▶ [Short task]
Print, exactly and completely, every entry in the data.

▶ [Records for processing]
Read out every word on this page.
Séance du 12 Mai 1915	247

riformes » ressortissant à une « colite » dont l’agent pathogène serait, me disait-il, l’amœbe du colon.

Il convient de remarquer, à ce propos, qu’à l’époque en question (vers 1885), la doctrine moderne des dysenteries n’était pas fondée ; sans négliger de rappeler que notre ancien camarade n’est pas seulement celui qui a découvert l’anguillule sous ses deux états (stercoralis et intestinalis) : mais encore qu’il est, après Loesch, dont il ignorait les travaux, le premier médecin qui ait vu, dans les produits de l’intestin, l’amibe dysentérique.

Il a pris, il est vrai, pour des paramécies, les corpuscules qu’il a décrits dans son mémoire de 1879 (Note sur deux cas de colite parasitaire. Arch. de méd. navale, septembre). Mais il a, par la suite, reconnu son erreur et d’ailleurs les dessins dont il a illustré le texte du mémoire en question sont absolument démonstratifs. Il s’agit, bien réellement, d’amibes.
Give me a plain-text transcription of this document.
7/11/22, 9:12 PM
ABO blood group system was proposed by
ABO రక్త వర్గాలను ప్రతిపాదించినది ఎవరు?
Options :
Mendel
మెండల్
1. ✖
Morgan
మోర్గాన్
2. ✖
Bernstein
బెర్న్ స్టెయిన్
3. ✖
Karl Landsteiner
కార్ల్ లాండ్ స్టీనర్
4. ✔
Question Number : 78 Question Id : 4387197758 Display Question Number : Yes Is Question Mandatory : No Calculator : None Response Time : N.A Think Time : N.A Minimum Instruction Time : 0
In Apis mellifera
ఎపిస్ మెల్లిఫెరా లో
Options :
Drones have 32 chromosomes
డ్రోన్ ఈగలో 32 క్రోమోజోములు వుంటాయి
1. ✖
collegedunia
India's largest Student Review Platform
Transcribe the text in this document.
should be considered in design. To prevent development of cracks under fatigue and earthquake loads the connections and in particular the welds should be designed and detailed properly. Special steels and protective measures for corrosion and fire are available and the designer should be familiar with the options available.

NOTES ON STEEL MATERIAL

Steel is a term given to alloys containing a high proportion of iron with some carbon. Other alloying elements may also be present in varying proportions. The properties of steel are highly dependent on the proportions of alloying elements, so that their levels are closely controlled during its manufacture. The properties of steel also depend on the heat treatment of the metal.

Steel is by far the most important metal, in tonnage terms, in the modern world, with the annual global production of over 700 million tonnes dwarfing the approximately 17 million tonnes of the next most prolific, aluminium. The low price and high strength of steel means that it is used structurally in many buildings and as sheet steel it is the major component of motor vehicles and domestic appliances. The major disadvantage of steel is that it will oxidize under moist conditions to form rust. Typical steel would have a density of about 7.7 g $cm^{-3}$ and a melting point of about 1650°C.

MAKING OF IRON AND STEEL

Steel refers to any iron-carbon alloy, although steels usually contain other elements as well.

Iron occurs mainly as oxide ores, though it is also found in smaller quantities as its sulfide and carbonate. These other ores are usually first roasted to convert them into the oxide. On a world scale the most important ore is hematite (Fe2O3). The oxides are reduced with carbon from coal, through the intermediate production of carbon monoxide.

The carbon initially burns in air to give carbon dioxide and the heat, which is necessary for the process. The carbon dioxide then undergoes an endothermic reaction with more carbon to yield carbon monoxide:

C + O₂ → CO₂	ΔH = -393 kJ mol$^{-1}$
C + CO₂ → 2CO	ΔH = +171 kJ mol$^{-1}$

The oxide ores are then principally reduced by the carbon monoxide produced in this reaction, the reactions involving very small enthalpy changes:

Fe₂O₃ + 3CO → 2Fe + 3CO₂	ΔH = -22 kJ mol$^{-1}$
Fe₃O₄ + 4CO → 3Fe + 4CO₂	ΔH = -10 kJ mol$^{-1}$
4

▶ [Finished task]
Read out every word on this page.
Séance du 12 Mai 1915	247

riformes » ressortissant à une « colite » dont l’agent pathogène serait, me disait-il, l’amœbe du colon.

Il convient de remarquer, à ce propos, qu’à l’époque en question (vers 1885), la doctrine moderne des dysenteries n’était pas fondée ; sans négliger de rappeler que notre ancien camarade n’est pas seulement celui qui a découvert l’anguillule sous ses deux états (stercoralis et intestinalis) : mais encore qu’il est, après Loesch, dont il ignorait les travaux, le premier médecin qui ait vu, dans les produits de l’intestin, l’amibe dysentérique.

Il a pris, il est vrai, pour des paramécies, les corpuscules qu’il a décrits dans son mémoire de 1879 (Note sur deux cas de colite parasitaire. Arch. de méd. navale, septembre). Mais il a, par la suite, reconnu son erreur et d’ailleurs les dessins dont il a illustré le texte du mémoire en question sont absolument démonstratifs. Il s’agit, bien réellement, d’amibes.
Give me a plain-text transcription of this document.
7/11/22, 9:12 PM
ABO blood group system was proposed by
ABO రక్త వర్గాలను ప్రతిపాదించినది ఎవరు?
Options :
Mendel
మెండల్
1. ✖
Morgan
మోర్గాన్
2. ✖
Bernstein
బెర్న్ స్టెయిన్
3. ✖
Karl Landsteiner
కార్ల్ లాండ్ స్టీనర్
4. ✔
Question Number : 78 Question Id : 4387197758 Display Question Number : Yes Is Question Mandatory : No Calculator : None Response Time : N.A Think Time : N.A Minimum Instruction Time : 0
In Apis mellifera
ఎపిస్ మెల్లిఫెరా లో
Options :
Drones have 32 chromosomes
డ్రోన్ ఈగలో 32 క్రోమోజోములు వుంటాయి
1. ✖
collegedunia
India's largest Student Review Platform
Transcribe the text in this document.
should be considered in design. To prevent development of cracks under fatigue and earthquake loads the connections and in particular the welds should be designed and detailed properly. Special steels and protective measures for corrosion and fire are available and the designer should be familiar with the options available.

NOTES ON STEEL MATERIAL

Steel is a term given to alloys containing a high proportion of iron with some carbon. Other alloying elements may also be present in varying proportions. The properties of steel are highly dependent on the proportions of alloying elements, so that their levels are closely controlled during its manufacture. The properties of steel also depend on the heat treatment of the metal.

Steel is by far the most important metal, in tonnage terms, in the modern world, with the annual global production of over 700 million tonnes dwarfing the approximately 17 million tonnes of the next most prolific, aluminium. The low price and high strength of steel means that it is used structurally in many buildings and as sheet steel it is the major component of motor vehicles and domestic appliances. The major disadvantage of steel is that it will oxidize under moist conditions to form rust. Typical steel would have a density of about 7.7 g $cm^{-3}$ and a melting point of about 1650°C.

MAKING OF IRON AND STEEL

Steel refers to any iron-carbon alloy, although steels usually contain other elements as well.

Iron occurs mainly as oxide ores, though it is also found in smaller quantities as its sulfide and carbonate. These other ores are usually first roasted to convert them into the oxide. On a world scale the most important ore is hematite (Fe2O3). The oxides are reduced with carbon from coal, through the intermediate production of carbon monoxide.

The carbon initially burns in air to give carbon dioxide and the heat, which is necessary for the process. The carbon dioxide then undergoes an endothermic reaction with more carbon to yield carbon monoxide:

C + O₂ → CO₂	ΔH = -393 kJ mol$^{-1}$
C + CO₂ → 2CO	ΔH = +171 kJ mol$^{-1}$

The oxide ores are then principally reduced by the carbon monoxide produced in this reaction, the reactions involving very small enthalpy changes:

Fe₂O₃ + 3CO → 2Fe + 3CO₂	ΔH = -22 kJ mol$^{-1}$
Fe₃O₄ + 4CO → 3Fe + 4CO₂	ΔH = -10 kJ mol$^{-1}$
4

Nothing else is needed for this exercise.